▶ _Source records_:
** begin **

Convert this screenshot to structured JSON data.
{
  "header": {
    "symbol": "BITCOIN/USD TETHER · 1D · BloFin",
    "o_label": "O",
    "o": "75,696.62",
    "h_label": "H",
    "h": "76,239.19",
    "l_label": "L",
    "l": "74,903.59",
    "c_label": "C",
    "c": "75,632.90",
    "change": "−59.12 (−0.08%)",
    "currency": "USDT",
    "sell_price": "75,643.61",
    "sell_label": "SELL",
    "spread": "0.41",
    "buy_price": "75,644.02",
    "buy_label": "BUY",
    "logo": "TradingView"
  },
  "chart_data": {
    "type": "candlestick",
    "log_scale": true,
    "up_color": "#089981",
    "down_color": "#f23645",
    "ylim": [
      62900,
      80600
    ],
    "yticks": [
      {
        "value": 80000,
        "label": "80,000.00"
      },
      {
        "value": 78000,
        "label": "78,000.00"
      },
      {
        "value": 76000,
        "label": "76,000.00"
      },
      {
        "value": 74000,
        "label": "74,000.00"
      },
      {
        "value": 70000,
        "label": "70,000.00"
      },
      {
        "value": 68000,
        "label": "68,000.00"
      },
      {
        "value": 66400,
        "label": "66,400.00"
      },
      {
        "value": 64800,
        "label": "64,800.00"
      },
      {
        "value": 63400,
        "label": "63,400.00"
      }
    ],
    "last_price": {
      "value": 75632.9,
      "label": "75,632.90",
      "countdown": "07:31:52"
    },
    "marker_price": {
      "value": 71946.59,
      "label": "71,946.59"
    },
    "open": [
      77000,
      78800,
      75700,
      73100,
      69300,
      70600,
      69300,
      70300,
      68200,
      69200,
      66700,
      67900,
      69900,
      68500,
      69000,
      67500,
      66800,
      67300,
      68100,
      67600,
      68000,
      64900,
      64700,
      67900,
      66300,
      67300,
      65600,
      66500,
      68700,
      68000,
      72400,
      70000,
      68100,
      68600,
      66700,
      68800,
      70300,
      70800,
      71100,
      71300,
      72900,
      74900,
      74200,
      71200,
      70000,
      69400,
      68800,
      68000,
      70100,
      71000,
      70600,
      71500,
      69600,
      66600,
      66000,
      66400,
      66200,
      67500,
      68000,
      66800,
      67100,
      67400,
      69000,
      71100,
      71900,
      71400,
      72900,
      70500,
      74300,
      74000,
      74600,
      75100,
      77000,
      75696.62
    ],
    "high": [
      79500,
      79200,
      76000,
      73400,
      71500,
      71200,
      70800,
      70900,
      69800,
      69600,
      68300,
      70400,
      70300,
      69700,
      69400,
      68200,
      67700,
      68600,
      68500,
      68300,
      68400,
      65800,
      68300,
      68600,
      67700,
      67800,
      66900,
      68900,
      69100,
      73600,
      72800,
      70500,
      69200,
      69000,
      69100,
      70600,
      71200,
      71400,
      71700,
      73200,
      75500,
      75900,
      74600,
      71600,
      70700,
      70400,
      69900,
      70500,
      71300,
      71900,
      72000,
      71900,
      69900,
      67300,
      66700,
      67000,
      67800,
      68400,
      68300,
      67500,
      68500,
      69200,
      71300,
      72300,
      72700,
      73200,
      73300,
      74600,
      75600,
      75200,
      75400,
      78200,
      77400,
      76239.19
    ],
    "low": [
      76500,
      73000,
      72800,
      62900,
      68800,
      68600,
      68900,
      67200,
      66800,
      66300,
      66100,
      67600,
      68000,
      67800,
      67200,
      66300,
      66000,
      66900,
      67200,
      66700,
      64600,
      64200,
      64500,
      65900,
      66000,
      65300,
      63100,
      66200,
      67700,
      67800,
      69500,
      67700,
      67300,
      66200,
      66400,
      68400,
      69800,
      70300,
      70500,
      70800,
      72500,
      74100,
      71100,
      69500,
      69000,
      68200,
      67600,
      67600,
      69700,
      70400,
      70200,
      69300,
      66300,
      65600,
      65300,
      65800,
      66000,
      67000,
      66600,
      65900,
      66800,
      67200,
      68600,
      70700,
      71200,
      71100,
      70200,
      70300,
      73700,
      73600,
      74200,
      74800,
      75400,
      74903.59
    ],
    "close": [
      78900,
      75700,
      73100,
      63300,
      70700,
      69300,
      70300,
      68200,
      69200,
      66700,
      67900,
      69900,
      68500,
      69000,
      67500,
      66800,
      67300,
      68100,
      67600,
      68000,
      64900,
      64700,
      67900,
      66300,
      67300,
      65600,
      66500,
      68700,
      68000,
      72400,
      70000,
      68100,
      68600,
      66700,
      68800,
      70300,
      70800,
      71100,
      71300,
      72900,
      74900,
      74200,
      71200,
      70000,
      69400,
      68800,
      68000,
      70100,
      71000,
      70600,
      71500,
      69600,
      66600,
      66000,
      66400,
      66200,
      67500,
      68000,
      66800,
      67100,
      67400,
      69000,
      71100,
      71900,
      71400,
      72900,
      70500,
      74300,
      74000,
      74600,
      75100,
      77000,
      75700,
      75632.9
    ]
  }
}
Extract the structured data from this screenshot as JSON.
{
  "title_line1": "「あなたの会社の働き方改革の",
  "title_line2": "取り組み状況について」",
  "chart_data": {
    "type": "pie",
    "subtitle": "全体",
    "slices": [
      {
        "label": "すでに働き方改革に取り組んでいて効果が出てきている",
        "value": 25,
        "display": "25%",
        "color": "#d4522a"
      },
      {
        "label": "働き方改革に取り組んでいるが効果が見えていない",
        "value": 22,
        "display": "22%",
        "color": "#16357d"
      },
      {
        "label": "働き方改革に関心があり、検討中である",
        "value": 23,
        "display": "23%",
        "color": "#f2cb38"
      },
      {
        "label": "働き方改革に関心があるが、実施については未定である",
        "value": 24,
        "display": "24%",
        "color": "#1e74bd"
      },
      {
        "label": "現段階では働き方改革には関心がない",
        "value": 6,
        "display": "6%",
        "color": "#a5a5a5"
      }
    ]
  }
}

** end **

▶ _Work to be completed_: Would you copy out each line exactly as written?

▶ _Response to this task_:
Convert this screenshot to structured JSON data.
{
  "header": {
    "symbol": "BITCOIN/USD TETHER · 1D · BloFin",
    "o_label": "O",
    "o": "75,696.62",
    "h_label": "H",
    "h": "76,239.19",
    "l_label": "L",
    "l": "74,903.59",
    "c_label": "C",
    "c": "75,632.90",
    "change": "−59.12 (−0.08%)",
    "currency": "USDT",
    "sell_price": "75,643.61",
    "sell_label": "SELL",
    "spread": "0.41",
    "buy_price": "75,644.02",
    "buy_label": "BUY",
    "logo": "TradingView"
  },
  "chart_data": {
    "type": "candlestick",
    "log_scale": true,
    "up_color": "#089981",
    "down_color": "#f23645",
    "ylim": [
      62900,
      80600
    ],
    "yticks": [
      {
        "value": 80000,
        "label": "80,000.00"
      },
      {
        "value": 78000,
        "label": "78,000.00"
      },
      {
        "value": 76000,
        "label": "76,000.00"
      },
      {
        "value": 74000,
        "label": "74,000.00"
      },
      {
        "value": 70000,
        "label": "70,000.00"
      },
      {
        "value": 68000,
        "label": "68,000.00"
      },
      {
        "value": 66400,
        "label": "66,400.00"
      },
      {
        "value": 64800,
        "label": "64,800.00"
      },
      {
        "value": 63400,
        "label": "63,400.00"
      }
    ],
    "last_price": {
      "value": 75632.9,
      "label": "75,632.90",
      "countdown": "07:31:52"
    },
    "marker_price": {
      "value": 71946.59,
      "label": "71,946.59"
    },
    "open": [
      77000,
      78800,
      75700,
      73100,
      69300,
      70600,
      69300,
      70300,
      68200,
      69200,
      66700,
      67900,
      69900,
      68500,
      69000,
      67500,
      66800,
      67300,
      68100,
      67600,
      68000,
      64900,
      64700,
      67900,
      66300,
      67300,
      65600,
      66500,
      68700,
      68000,
      72400,
      70000,
      68100,
      68600,
      66700,
      68800,
      70300,
      70800,
      71100,
      71300,
      72900,
      74900,
      74200,
      71200,
      70000,
      69400,
      68800,
      68000,
      70100,
      71000,
      70600,
      71500,
      69600,
      66600,
      66000,
      66400,
      66200,
      67500,
      68000,
      66800,
      67100,
      67400,
      69000,
      71100,
      71900,
      71400,
      72900,
      70500,
      74300,
      74000,
      74600,
      75100,
      77000,
      75696.62
    ],
    "high": [
      79500,
      79200,
      76000,
      73400,
      71500,
      71200,
      70800,
      70900,
      69800,
      69600,
      68300,
      70400,
      70300,
      69700,
      69400,
      68200,
      67700,
      68600,
      68500,
      68300,
      68400,
      65800,
      68300,
      68600,
      67700,
      67800,
      66900,
      68900,
      69100,
      73600,
      72800,
      70500,
      69200,
      69000,
      69100,
      70600,
      71200,
      71400,
      71700,
      73200,
      75500,
      75900,
      74600,
      71600,
      70700,
      70400,
      69900,
      70500,
      71300,
      71900,
      72000,
      71900,
      69900,
      67300,
      66700,
      67000,
      67800,
      68400,
      68300,
      67500,
      68500,
      69200,
      71300,
      72300,
      72700,
      73200,
      73300,
      74600,
      75600,
      75200,
      75400,
      78200,
      77400,
      76239.19
    ],
    "low": [
      76500,
      73000,
      72800,
      62900,
      68800,
      68600,
      68900,
      67200,
      66800,
      66300,
      66100,
      67600,
      68000,
      67800,
      67200,
      66300,
      66000,
      66900,
      67200,
      66700,
      64600,
      64200,
      64500,
      65900,
      66000,
      65300,
      63100,
      66200,
      67700,
      67800,
      69500,
      67700,
      67300,
      66200,
      66400,
      68400,
      69800,
      70300,
      70500,
      70800,
      72500,
      74100,
      71100,
      69500,
      69000,
      68200,
      67600,
      67600,
      69700,
      70400,
      70200,
      69300,
      66300,
      65600,
      65300,
      65800,
      66000,
      67000,
      66600,
      65900,
      66800,
      67200,
      68600,
      70700,
      71200,
      71100,
      70200,
      70300,
      73700,
      73600,
      74200,
      74800,
      75400,
      74903.59
    ],
    "close": [
      78900,
      75700,
      73100,
      63300,
      70700,
      69300,
      70300,
      68200,
      69200,
      66700,
      67900,
      69900,
      68500,
      69000,
      67500,
      66800,
      67300,
      68100,
      67600,
      68000,
      64900,
      64700,
      67900,
      66300,
      67300,
      65600,
      66500,
      68700,
      68000,
      72400,
      70000,
      68100,
      68600,
      66700,
      68800,
      70300,
      70800,
      71100,
      71300,
      72900,
      74900,
      74200,
      71200,
      70000,
      69400,
      68800,
      68000,
      70100,
      71000,
      70600,
      71500,
      69600,
      66600,
      66000,
      66400,
      66200,
      67500,
      68000,
      66800,
      67100,
      67400,
      69000,
      71100,
      71900,
      71400,
      72900,
      70500,
      74300,
      74000,
      74600,
      75100,
      77000,
      75700,
      75632.9
    ]
  }
}
Extract the structured data from this screenshot as JSON.
{
  "title_line1": "「あなたの会社の働き方改革の",
  "title_line2": "取り組み状況について」",
  "chart_data": {
    "type": "pie",
    "subtitle": "全体",
    "slices": [
      {
        "label": "すでに働き方改革に取り組んでいて効果が出てきている",
        "value": 25,
        "display": "25%",
        "color": "#d4522a"
      },
      {
        "label": "働き方改革に取り組んでいるが効果が見えていない",
        "value": 22,
        "display": "22%",
        "color": "#16357d"
      },
      {
        "label": "働き方改革に関心があり、検討中である",
        "value": 23,
        "display": "23%",
        "color": "#f2cb38"
      },
      {
        "label": "働き方改革に関心があるが、実施については未定である",
        "value": 24,
        "display": "24%",
        "color": "#1e74bd"
      },
      {
        "label": "現段階では働き方改革には関心がない",
        "value": 6,
        "display": "6%",
        "color": "#a5a5a5"
      }
    ]
  }
}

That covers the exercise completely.